Wherever a line holds the string "Marchioness", copy that line.

[Start of Task data]

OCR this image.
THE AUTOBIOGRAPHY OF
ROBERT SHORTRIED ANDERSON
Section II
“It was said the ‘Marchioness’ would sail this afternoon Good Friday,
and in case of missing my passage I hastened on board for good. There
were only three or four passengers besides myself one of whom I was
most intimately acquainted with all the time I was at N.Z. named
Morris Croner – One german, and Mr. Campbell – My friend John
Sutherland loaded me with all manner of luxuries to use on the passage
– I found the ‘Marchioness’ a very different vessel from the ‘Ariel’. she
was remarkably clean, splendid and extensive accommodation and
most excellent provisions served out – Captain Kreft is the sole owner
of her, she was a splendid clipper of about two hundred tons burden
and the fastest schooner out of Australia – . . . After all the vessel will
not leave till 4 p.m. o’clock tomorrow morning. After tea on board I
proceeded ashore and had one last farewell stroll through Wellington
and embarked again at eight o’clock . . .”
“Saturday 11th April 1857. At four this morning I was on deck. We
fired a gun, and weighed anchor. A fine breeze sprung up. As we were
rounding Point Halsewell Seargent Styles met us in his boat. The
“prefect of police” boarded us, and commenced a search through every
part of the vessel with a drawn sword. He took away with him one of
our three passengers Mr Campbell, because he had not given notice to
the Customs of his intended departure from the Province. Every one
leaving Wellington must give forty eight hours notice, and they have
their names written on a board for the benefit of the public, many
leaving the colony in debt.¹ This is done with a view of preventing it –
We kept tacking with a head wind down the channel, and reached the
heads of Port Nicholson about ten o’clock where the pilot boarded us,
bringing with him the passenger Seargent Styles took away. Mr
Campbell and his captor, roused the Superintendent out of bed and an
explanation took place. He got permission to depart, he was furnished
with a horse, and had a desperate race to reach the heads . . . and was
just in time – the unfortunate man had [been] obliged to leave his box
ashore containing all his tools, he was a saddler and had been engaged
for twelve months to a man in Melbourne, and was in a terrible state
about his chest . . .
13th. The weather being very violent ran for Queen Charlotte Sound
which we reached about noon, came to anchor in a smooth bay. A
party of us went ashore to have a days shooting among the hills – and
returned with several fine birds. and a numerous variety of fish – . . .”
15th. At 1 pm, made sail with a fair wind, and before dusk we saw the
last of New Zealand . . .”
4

[End of Task data]

▶ **Written solution**
“It was said the ‘Marchioness’ would sail this afternoon Good Friday,
– I found the ‘Marchioness’ a very different vessel from the ‘Ariel’. she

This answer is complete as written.